Non aspettatevi il canonico libro sull’olocausto.

No: cominciate a leggere e nella storia vi ritroverete anche voi.

Avete presenti le famiglie che diventano “ortodosse” solo per le feste comandante?

Avete presenti i parenti che vedete, per salvaguardare la vostra incolumità, una volta all’anno e ignorate che anch’essi, oltre un cumulo di manie, hanno avuto una gioventù mai raccontata?

Avete presente la manifestazione d’affetto che si traduce con l’invito: «Mangia ancora un altro po’!», quando siete sazi e delirate per il troppo cibo?

Avete presenti le discussioni infinite, che si reiterano ogni anno, con i toni alzati, per fare di una finta guerra un gioco?

Se queste esperienze familiari non vi appartengono, probabilmente si svolgono fra le mura del vostro vicino di casa, anche il più insospettabile.

+++++

Puoi riportare tutto il passo del testo fornito da "No: cominciate a" fino a "il troppo cibo?", sostituendo "parenti" con "cugini"?

§ **DATI FORNITI**:
+++++

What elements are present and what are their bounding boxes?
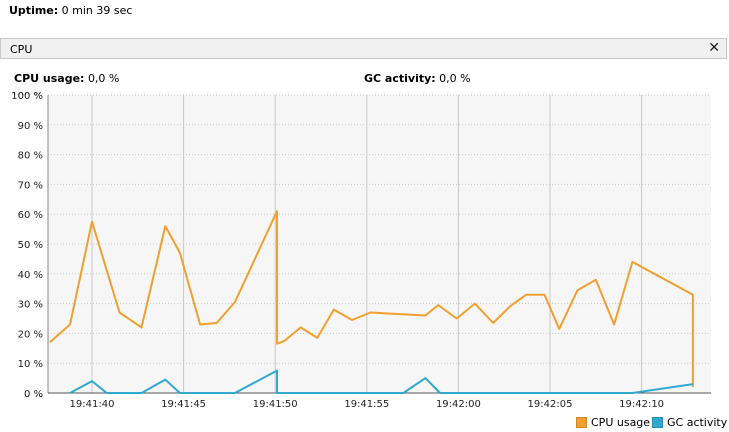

+++++

§ **SOLUZIONE**:
No: cominciate a leggere e nella storia vi ritroverete anche voi.

Avete presenti le famiglie che diventano “ortodosse” solo per le feste comandante?

Avete presenti i cugini che vedete, per salvaguardare la vostra incolumità, una volta all’anno e ignorate che anch’essi, oltre un cumulo di manie, hanno avuto una gioventù mai raccontata?

Avete presente la manifestazione d’affetto che si traduce con l’invito: «Mangia ancora un altro po’!», quando siete sazi e delirate per il troppo cibo?